--- START Exercise inputs ---

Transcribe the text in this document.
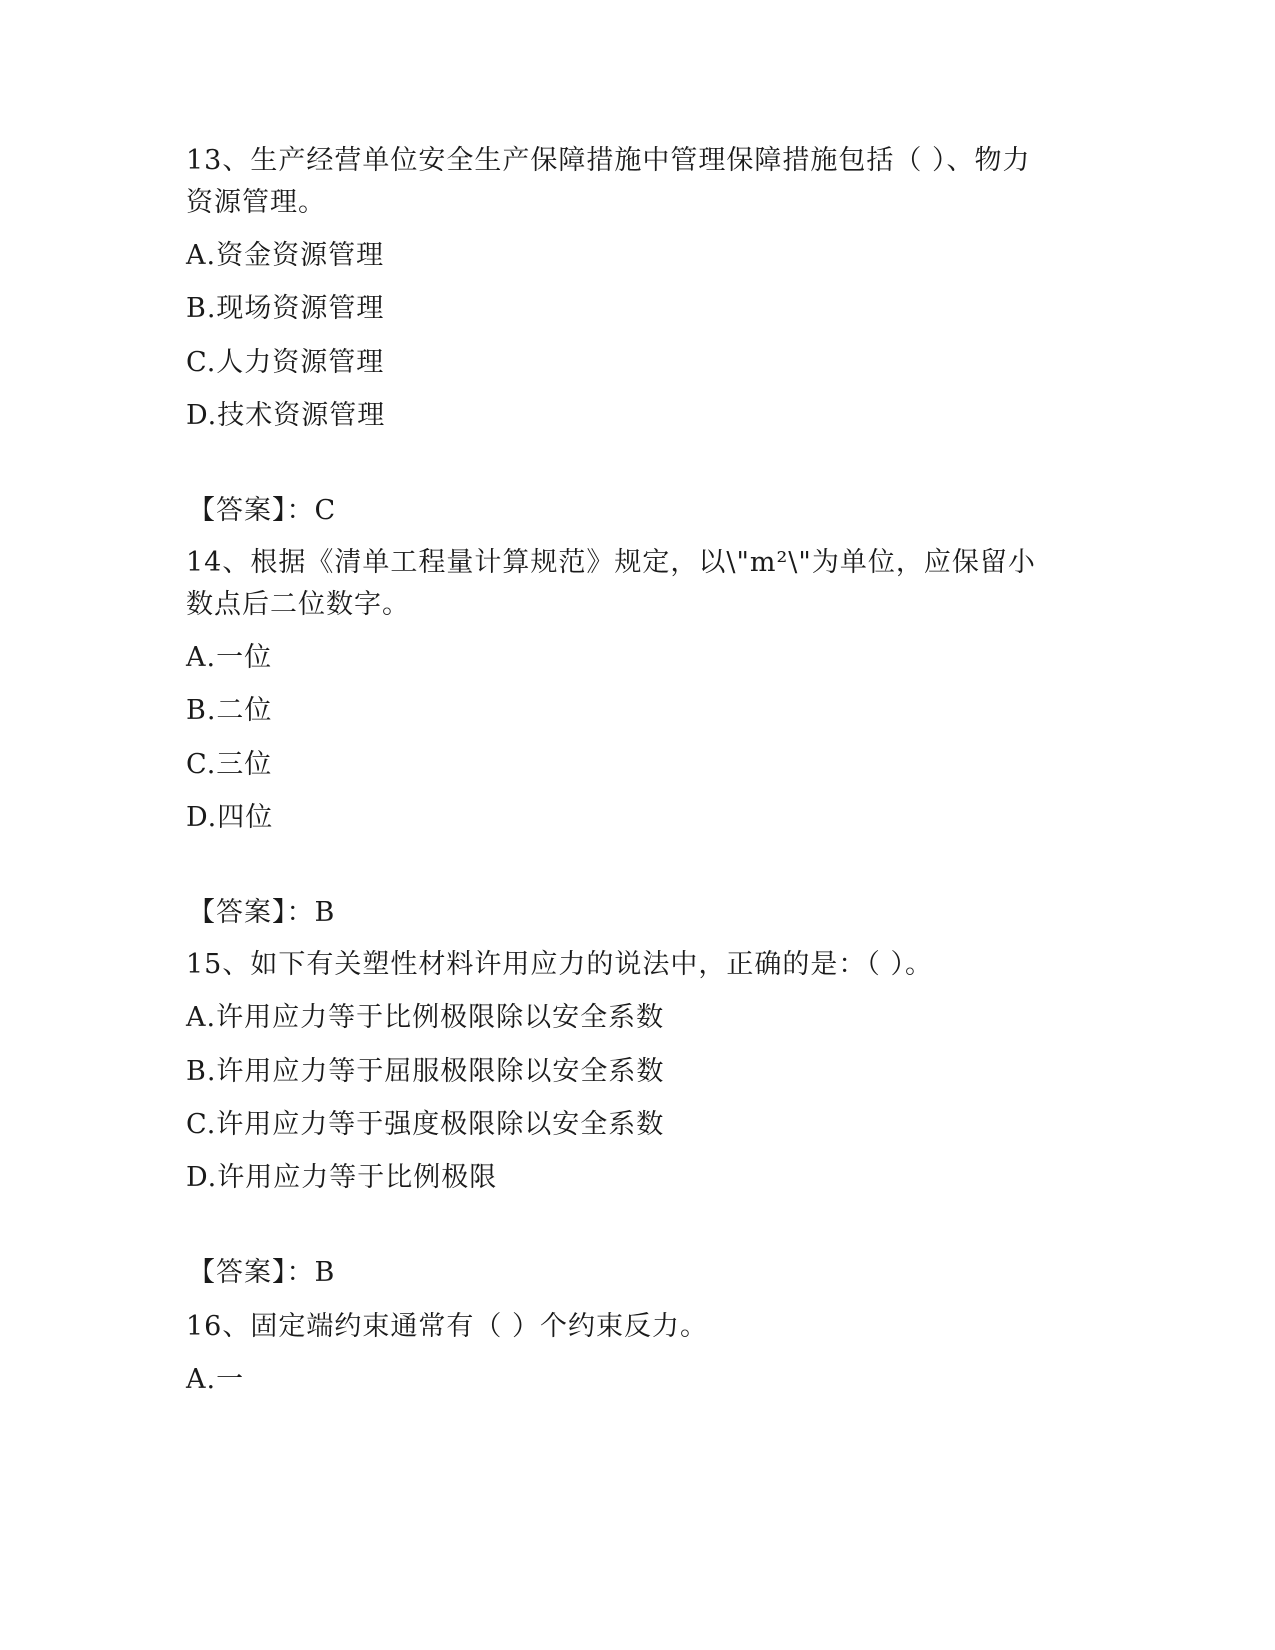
13、生产经营单位安全生产保障措施中管理保障措施包括（ ）、物力
资源管理。
A.资金资源管理
B.现场资源管理
C.人力资源管理
D.技术资源管理
【答案】：C
14、根据《清单工程量计算规范》规定，以\"m²\"为单位，应保留小
数点后二位数字。
A.一位
B.二位
C.三位
D.四位
【答案】：B
15、如下有关塑性材料许用应力的说法中，正确的是：（ ）。
A.许用应力等于比例极限除以安全系数
B.许用应力等于屈服极限除以安全系数
C.许用应力等于强度极限除以安全系数
D.许用应力等于比例极限
【答案】：B
16、固定端约束通常有（ ）个约束反力。
A.一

--- END Exercise inputs ---

**Job:** Make an exact copy of every entry above, minus the images.

**Task response:**
Transcribe the text in this document.
13、生产经营单位安全生产保障措施中管理保障措施包括（ ）、物力
资源管理。
A.资金资源管理
B.现场资源管理
C.人力资源管理
D.技术资源管理
【答案】：C
14、根据《清单工程量计算规范》规定，以\"m²\"为单位，应保留小
数点后二位数字。
A.一位
B.二位
C.三位
D.四位
【答案】：B
15、如下有关塑性材料许用应力的说法中，正确的是：（ ）。
A.许用应力等于比例极限除以安全系数
B.许用应力等于屈服极限除以安全系数
C.许用应力等于强度极限除以安全系数
D.许用应力等于比例极限
【答案】：B
16、固定端约束通常有（ ）个约束反力。
A.一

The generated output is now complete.